*Exercise task*. Within the records that follow, find every line containing the string "alias". Copy those lines.

—————

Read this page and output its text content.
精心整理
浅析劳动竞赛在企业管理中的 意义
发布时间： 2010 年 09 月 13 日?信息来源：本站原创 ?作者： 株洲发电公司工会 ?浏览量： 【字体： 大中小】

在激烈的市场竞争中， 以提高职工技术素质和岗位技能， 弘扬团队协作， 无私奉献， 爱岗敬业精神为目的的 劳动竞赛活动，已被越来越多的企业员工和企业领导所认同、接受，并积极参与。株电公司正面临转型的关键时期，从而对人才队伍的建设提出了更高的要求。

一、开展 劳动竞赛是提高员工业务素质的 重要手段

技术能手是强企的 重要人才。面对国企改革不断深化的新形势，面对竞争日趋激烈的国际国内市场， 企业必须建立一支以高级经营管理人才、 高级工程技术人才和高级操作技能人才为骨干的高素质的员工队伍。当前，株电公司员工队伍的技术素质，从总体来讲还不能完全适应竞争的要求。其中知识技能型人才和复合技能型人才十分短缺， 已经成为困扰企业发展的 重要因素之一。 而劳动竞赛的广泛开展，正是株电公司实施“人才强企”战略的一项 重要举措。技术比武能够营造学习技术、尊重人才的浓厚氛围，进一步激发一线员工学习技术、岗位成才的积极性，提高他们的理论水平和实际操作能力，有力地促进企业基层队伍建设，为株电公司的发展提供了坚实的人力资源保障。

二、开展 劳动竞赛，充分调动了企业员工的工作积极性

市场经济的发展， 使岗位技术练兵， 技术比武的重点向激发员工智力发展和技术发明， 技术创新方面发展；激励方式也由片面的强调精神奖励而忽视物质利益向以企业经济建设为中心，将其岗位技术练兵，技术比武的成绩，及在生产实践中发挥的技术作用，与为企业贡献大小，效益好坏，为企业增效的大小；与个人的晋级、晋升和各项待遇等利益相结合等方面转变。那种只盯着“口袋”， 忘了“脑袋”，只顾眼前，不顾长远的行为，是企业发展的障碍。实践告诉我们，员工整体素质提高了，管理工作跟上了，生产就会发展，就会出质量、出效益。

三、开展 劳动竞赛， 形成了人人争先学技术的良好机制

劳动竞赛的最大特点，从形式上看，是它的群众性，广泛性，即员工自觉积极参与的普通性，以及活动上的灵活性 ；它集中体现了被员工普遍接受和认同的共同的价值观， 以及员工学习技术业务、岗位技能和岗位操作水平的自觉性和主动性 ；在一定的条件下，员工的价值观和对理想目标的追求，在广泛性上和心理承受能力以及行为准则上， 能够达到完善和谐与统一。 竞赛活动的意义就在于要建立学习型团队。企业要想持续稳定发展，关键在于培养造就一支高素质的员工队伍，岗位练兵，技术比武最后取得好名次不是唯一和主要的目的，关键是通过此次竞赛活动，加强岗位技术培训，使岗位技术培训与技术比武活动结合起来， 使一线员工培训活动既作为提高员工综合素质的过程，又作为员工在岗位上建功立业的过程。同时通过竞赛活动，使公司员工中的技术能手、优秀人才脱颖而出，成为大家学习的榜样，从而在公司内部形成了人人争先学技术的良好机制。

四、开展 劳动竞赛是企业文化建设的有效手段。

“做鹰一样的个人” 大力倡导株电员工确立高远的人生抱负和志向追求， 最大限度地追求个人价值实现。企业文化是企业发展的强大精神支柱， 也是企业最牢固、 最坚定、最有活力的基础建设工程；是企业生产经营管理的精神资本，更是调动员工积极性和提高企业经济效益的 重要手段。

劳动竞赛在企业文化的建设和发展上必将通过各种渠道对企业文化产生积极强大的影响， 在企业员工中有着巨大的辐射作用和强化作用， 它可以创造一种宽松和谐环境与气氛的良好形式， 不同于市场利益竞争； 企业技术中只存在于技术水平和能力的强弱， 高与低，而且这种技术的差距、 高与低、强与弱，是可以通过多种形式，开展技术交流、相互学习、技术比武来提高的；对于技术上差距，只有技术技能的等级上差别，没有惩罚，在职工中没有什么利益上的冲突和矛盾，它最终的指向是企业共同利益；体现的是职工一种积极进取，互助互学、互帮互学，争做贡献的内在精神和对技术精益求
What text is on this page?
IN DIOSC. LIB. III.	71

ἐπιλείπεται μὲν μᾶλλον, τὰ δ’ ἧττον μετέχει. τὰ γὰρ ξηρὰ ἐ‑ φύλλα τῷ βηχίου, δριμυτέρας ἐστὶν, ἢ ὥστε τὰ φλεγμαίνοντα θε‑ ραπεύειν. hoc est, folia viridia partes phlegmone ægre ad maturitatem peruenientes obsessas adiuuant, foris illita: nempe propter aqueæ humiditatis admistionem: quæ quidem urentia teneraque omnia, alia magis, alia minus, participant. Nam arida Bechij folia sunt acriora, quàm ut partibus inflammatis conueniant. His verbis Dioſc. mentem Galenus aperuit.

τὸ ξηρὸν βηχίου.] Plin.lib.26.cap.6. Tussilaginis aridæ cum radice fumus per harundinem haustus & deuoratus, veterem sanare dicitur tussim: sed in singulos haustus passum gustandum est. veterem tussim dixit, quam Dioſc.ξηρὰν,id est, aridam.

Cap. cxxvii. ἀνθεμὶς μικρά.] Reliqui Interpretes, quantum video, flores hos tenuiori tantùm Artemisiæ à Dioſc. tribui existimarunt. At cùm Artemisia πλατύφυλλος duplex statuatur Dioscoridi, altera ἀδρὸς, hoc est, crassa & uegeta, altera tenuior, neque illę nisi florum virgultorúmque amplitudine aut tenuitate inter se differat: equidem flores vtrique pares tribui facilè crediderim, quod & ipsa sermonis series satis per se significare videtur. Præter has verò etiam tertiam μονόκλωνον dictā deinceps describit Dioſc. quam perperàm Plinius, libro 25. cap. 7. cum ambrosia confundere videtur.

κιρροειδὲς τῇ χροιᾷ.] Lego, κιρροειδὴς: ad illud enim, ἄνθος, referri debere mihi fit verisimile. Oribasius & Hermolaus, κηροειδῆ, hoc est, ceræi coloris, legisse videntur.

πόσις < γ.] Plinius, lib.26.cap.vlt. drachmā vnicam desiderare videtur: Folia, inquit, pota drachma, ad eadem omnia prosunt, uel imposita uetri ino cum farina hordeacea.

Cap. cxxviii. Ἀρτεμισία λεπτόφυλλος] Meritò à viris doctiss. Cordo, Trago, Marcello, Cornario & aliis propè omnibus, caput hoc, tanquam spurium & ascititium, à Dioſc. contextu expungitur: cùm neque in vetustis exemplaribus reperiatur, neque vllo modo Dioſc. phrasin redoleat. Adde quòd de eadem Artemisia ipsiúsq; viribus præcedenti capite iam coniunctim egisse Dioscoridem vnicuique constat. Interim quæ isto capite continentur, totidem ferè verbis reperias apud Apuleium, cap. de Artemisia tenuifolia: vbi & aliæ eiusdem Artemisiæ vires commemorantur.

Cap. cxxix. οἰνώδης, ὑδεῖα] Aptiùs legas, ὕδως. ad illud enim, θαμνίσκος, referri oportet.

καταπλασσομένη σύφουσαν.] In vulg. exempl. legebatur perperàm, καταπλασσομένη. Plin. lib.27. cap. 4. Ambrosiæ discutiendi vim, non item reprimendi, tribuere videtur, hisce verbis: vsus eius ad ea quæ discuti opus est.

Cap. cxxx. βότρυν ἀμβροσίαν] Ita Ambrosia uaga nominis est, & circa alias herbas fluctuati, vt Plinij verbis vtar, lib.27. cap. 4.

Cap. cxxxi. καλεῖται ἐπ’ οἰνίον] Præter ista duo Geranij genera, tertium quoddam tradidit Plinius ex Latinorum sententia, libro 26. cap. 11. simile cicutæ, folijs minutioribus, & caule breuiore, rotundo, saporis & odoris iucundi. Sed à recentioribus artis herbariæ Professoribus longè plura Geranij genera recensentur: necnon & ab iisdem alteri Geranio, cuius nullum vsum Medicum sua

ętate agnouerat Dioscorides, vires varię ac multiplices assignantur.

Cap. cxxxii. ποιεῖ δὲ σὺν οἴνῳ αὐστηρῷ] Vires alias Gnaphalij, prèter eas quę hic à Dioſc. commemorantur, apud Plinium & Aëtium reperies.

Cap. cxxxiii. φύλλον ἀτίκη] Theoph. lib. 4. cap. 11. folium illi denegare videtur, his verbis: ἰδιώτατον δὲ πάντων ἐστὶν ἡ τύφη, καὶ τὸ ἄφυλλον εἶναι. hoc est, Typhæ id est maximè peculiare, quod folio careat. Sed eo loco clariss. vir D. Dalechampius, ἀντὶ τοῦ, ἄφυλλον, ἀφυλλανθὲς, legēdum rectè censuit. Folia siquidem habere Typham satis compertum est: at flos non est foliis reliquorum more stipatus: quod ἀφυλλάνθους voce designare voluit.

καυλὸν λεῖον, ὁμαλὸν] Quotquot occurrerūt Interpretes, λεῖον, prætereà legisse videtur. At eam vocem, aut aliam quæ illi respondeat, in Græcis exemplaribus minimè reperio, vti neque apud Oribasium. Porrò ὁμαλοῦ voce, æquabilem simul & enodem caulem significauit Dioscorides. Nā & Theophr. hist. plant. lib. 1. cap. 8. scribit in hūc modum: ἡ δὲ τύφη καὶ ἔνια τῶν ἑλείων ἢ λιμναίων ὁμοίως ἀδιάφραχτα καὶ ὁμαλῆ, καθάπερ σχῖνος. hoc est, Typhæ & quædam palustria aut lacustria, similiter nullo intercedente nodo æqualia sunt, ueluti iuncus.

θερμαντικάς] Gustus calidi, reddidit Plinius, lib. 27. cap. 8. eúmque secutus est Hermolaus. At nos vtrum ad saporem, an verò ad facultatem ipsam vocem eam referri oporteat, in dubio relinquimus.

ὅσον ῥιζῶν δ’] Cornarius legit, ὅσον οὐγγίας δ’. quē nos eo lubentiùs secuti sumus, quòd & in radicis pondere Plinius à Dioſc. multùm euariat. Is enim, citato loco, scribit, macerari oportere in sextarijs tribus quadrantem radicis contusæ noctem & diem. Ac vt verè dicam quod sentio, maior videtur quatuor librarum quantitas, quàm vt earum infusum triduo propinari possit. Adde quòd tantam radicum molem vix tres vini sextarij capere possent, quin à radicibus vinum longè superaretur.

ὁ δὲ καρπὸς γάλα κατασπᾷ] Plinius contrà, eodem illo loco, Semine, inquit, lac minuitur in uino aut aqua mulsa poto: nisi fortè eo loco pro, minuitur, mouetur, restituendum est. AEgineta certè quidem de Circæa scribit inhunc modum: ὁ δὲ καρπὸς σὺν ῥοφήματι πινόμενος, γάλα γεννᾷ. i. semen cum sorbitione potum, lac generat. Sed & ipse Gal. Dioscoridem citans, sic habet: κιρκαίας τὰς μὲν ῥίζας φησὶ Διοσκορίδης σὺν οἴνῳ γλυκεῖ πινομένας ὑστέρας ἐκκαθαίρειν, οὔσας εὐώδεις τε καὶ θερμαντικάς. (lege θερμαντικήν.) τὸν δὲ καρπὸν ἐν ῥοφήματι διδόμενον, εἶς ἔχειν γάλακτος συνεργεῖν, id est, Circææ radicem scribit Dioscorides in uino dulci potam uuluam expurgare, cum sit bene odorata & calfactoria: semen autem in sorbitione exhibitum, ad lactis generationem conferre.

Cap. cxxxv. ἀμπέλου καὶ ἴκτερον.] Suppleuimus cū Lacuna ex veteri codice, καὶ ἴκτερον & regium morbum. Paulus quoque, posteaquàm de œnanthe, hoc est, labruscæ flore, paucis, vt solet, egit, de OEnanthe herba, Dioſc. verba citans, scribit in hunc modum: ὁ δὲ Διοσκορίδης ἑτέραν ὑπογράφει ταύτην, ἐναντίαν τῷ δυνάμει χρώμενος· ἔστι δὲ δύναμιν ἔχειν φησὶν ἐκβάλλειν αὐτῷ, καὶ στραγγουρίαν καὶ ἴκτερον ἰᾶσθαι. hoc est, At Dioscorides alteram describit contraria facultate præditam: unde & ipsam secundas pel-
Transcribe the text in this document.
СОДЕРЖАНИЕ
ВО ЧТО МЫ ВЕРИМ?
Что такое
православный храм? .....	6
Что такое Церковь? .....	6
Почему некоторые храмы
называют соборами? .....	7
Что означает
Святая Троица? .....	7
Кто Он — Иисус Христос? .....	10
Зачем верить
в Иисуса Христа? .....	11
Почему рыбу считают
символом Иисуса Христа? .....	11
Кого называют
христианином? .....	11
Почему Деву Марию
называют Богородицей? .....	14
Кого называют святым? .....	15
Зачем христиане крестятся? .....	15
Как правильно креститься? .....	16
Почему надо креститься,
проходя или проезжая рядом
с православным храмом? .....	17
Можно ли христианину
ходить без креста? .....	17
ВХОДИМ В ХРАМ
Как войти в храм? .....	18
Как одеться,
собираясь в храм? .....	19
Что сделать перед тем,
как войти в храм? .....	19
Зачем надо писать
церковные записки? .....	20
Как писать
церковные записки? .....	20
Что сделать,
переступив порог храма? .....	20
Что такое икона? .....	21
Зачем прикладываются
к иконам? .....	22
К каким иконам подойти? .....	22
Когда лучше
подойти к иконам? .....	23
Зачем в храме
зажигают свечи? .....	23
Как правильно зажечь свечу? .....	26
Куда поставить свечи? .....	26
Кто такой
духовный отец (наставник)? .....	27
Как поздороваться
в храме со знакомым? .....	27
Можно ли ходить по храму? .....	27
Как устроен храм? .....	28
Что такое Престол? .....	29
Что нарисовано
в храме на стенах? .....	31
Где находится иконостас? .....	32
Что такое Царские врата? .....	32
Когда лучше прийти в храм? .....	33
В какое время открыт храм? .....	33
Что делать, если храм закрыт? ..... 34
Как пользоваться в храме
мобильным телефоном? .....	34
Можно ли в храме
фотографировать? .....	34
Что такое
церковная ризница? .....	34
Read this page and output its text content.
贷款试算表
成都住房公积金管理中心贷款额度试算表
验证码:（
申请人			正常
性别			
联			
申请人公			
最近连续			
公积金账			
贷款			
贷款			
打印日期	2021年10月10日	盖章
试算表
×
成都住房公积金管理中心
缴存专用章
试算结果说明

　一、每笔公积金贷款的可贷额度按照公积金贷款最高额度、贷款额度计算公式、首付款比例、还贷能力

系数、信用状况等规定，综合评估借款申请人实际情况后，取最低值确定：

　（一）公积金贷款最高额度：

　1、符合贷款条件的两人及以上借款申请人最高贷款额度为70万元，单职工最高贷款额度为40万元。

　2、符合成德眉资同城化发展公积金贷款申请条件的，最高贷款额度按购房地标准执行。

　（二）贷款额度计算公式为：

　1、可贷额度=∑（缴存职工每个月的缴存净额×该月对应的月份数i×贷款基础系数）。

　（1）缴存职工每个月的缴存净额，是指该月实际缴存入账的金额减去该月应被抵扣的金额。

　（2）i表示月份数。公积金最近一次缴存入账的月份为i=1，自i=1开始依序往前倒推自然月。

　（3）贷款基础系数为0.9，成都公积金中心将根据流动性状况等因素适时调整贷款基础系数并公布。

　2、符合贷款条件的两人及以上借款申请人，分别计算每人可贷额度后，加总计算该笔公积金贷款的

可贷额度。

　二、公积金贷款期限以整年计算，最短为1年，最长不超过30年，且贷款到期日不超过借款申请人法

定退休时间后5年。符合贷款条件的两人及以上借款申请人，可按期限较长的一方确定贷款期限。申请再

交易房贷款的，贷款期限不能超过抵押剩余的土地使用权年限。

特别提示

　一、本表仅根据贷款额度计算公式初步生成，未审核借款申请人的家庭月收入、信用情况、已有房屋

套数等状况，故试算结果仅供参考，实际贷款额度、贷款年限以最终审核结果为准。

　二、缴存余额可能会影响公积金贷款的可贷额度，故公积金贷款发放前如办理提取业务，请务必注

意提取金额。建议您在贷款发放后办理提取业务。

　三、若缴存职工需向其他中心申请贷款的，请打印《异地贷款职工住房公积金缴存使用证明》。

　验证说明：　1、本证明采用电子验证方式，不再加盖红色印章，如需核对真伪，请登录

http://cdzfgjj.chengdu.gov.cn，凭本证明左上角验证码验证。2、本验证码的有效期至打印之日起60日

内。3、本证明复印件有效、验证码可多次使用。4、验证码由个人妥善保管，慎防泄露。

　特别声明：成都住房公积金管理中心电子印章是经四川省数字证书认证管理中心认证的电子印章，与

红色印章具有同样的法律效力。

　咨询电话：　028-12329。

—————

*Full solution*.
Cap. cxxx. βότρυν ἀμβροσίαν] Ita Ambrosia uaga nominis est, & circa alias herbas fluctuati, vt Plinij verbis vtar, lib.27. cap. 4.
Cap. cxxxii. ποιεῖ δὲ σὺν οἴνῳ αὐστηρῷ] Vires alias Gnaphalij, prèter eas quę hic à Dioſc. commemorantur, apud Plinium & Aëtium reperies.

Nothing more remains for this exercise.